INPUT RECORDS =>
>>>
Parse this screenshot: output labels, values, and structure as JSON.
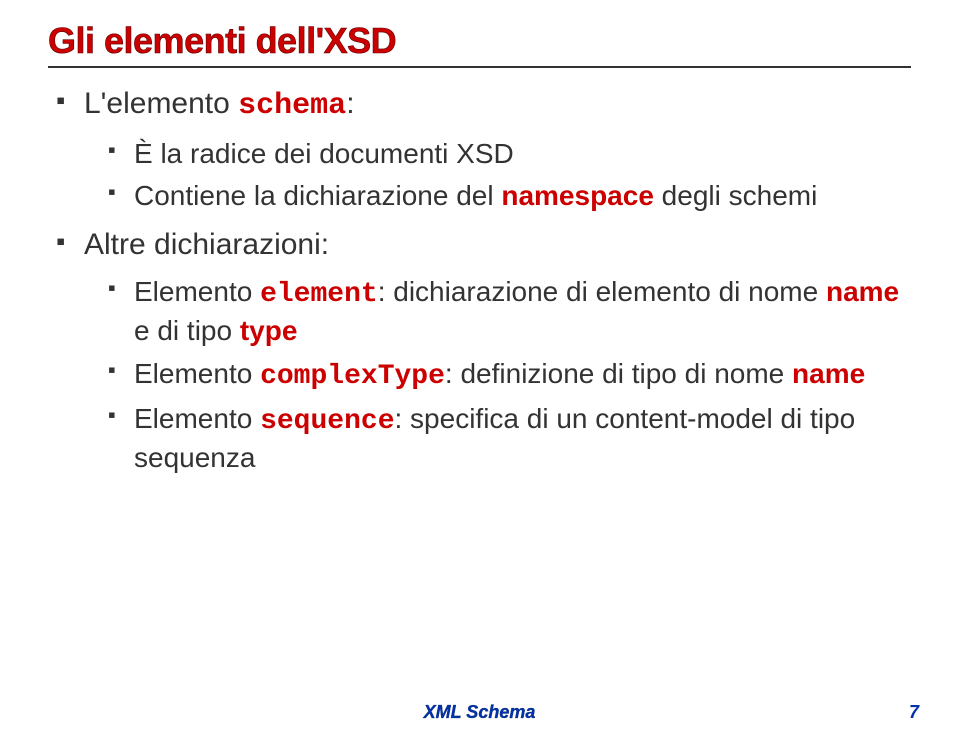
{
  "title": "Gli elementi dell'XSD",
  "bullets": {
    "item1": {
      "prefix": "L'elemento ",
      "code": "schema",
      "suffix": ":",
      "sub": {
        "a": "È la radice dei documenti XSD",
        "b_prefix": "Contiene la dichiarazione del ",
        "b_kw": "namespace",
        "b_suffix": " degli schemi"
      }
    },
    "item2": {
      "text": "Altre dichiarazioni:",
      "sub": {
        "a_prefix": "Elemento ",
        "a_code": "element",
        "a_mid": ": dichiarazione di elemento di nome ",
        "a_kw1": "name",
        "a_mid2": " e di tipo ",
        "a_kw2": "type",
        "b_prefix": "Elemento ",
        "b_code": "complexType",
        "b_mid": ": definizione di tipo di nome ",
        "b_kw": "name",
        "c_prefix": "Elemento ",
        "c_code": "sequence",
        "c_suffix": ": specifica di un content-model di tipo sequenza"
      }
    }
  },
  "footer": "XML Schema",
  "page": "7"
}
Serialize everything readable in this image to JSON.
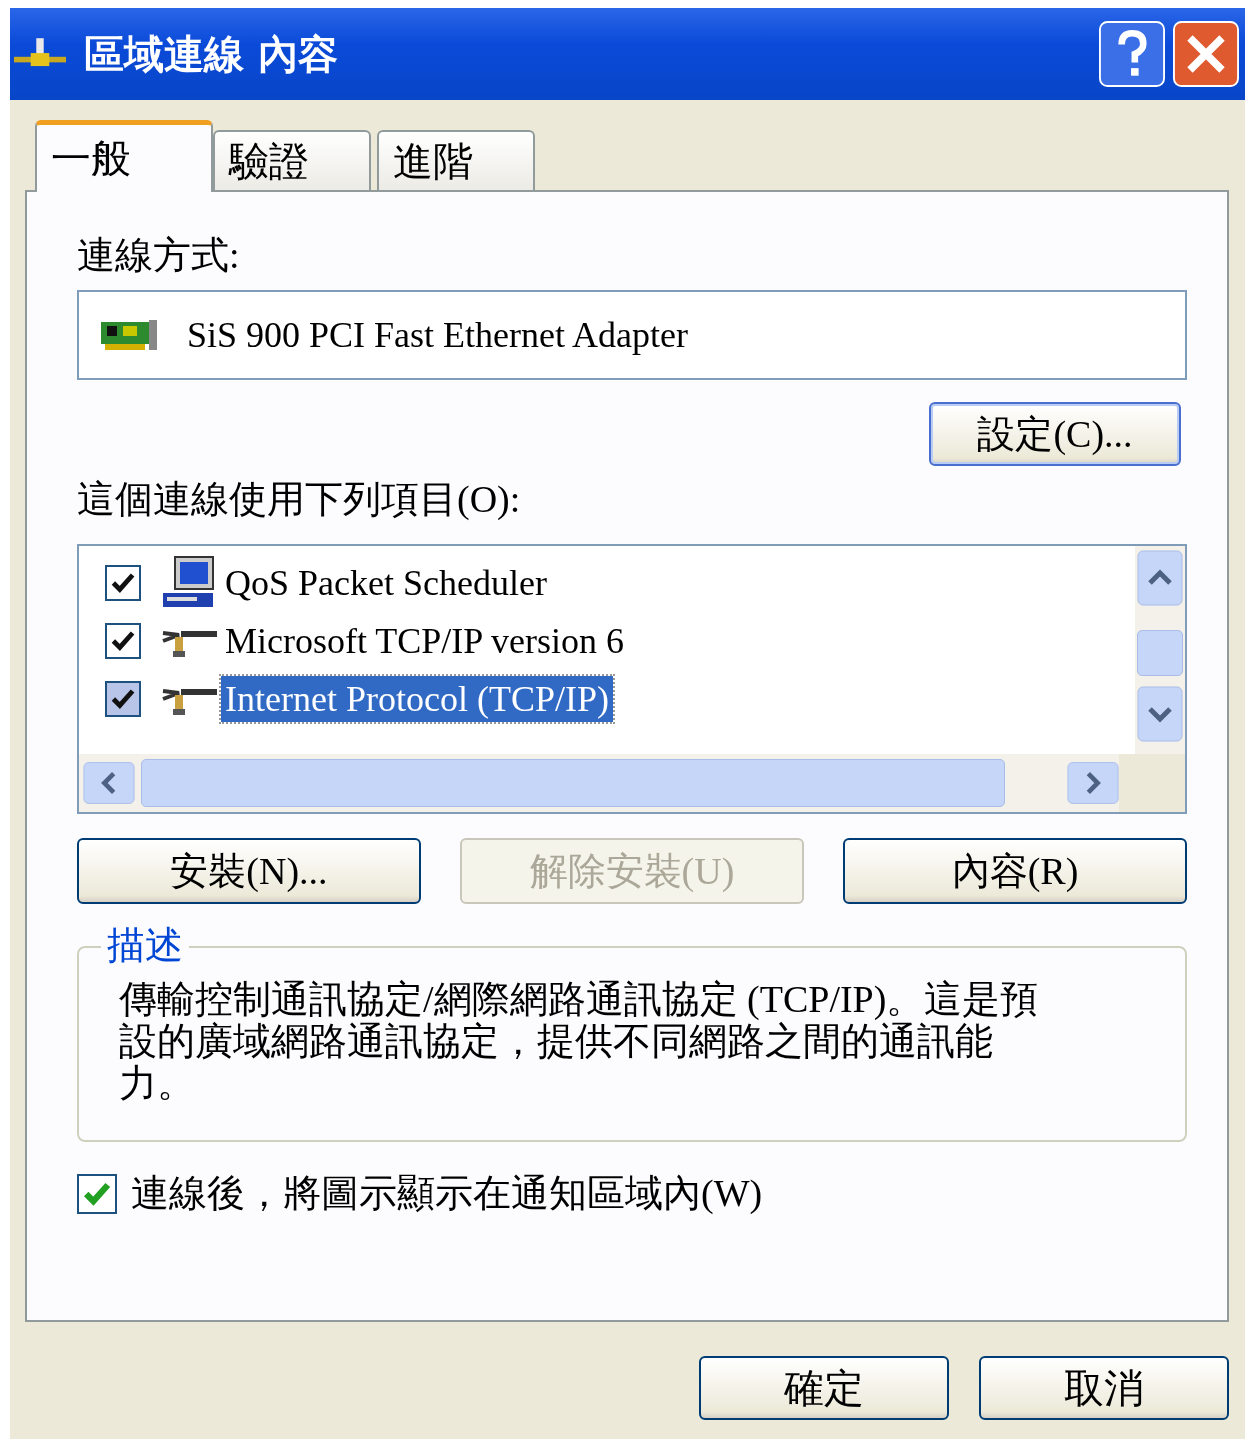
{
  "window": {
    "title": "區域連線 內容"
  },
  "tabs": [
    {
      "label": "一般",
      "selected": true
    },
    {
      "label": "驗證",
      "selected": false
    },
    {
      "label": "進階",
      "selected": false
    }
  ],
  "connect_using": {
    "label": "連線方式:",
    "adapter": "SiS 900 PCI Fast Ethernet Adapter",
    "configure_button": "設定(C)..."
  },
  "items_label": "這個連線使用下列項目(O):",
  "items": [
    {
      "kind": "scheduler",
      "label": "QoS Packet Scheduler",
      "checked": true,
      "selected": false
    },
    {
      "kind": "protocol",
      "label": "Microsoft TCP/IP version 6",
      "checked": true,
      "selected": false
    },
    {
      "kind": "protocol",
      "label": "Internet Protocol (TCP/IP)",
      "checked": true,
      "selected": true
    }
  ],
  "item_buttons": [
    {
      "label": "安裝(N)...",
      "disabled": false
    },
    {
      "label": "解除安裝(U)",
      "disabled": true
    },
    {
      "label": "內容(R)",
      "disabled": false
    }
  ],
  "description": {
    "title": "描述",
    "text": "傳輸控制通訊協定/網際網路通訊協定 (TCP/IP)。這是預設的廣域網路通訊協定，提供不同網路之間的通訊能力。"
  },
  "notify": {
    "label": "連線後，將圖示顯示在通知區域內(W)",
    "checked": true
  },
  "footer_buttons": [
    "確定",
    "取消"
  ]
}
<<<
TASK DIRECTIONS => Write out each entry exactly as given, but skip the pictures.

RESULT OF THE EXERCISE =>
Parse this screenshot: output labels, values, and structure as JSON.
{
  "title": "Gli elementi dell'XSD",
  "bullets": {
    "item1": {
      "prefix": "L'elemento ",
      "code": "schema",
      "suffix": ":",
      "sub": {
        "a": "È la radice dei documenti XSD",
        "b_prefix": "Contiene la dichiarazione del ",
        "b_kw": "namespace",
        "b_suffix": " degli schemi"
      }
    },
    "item2": {
      "text": "Altre dichiarazioni:",
      "sub": {
        "a_prefix": "Elemento ",
        "a_code": "element",
        "a_mid": ": dichiarazione di elemento di nome ",
        "a_kw1": "name",
        "a_mid2": " e di tipo ",
        "a_kw2": "type",
        "b_prefix": "Elemento ",
        "b_code": "complexType",
        "b_mid": ": definizione di tipo di nome ",
        "b_kw": "name",
        "c_prefix": "Elemento ",
        "c_code": "sequence",
        "c_suffix": ": specifica di un content-model di tipo sequenza"
      }
    }
  },
  "footer": "XML Schema",
  "page": "7"
}
Serialize everything readable in this image to JSON.
{
  "window": {
    "title": "區域連線 內容"
  },
  "tabs": [
    {
      "label": "一般",
      "selected": true
    },
    {
      "label": "驗證",
      "selected": false
    },
    {
      "label": "進階",
      "selected": false
    }
  ],
  "connect_using": {
    "label": "連線方式:",
    "adapter": "SiS 900 PCI Fast Ethernet Adapter",
    "configure_button": "設定(C)..."
  },
  "items_label": "這個連線使用下列項目(O):",
  "items": [
    {
      "kind": "scheduler",
      "label": "QoS Packet Scheduler",
      "checked": true,
      "selected": false
    },
    {
      "kind": "protocol",
      "label": "Microsoft TCP/IP version 6",
      "checked": true,
      "selected": false
    },
    {
      "kind": "protocol",
      "label": "Internet Protocol (TCP/IP)",
      "checked": true,
      "selected": true
    }
  ],
  "item_buttons": [
    {
      "label": "安裝(N)...",
      "disabled": false
    },
    {
      "label": "解除安裝(U)",
      "disabled": true
    },
    {
      "label": "內容(R)",
      "disabled": false
    }
  ],
  "description": {
    "title": "描述",
    "text": "傳輸控制通訊協定/網際網路通訊協定 (TCP/IP)。這是預設的廣域網路通訊協定，提供不同網路之間的通訊能力。"
  },
  "notify": {
    "label": "連線後，將圖示顯示在通知區域內(W)",
    "checked": true
  },
  "footer_buttons": [
    "確定",
    "取消"
  ]
}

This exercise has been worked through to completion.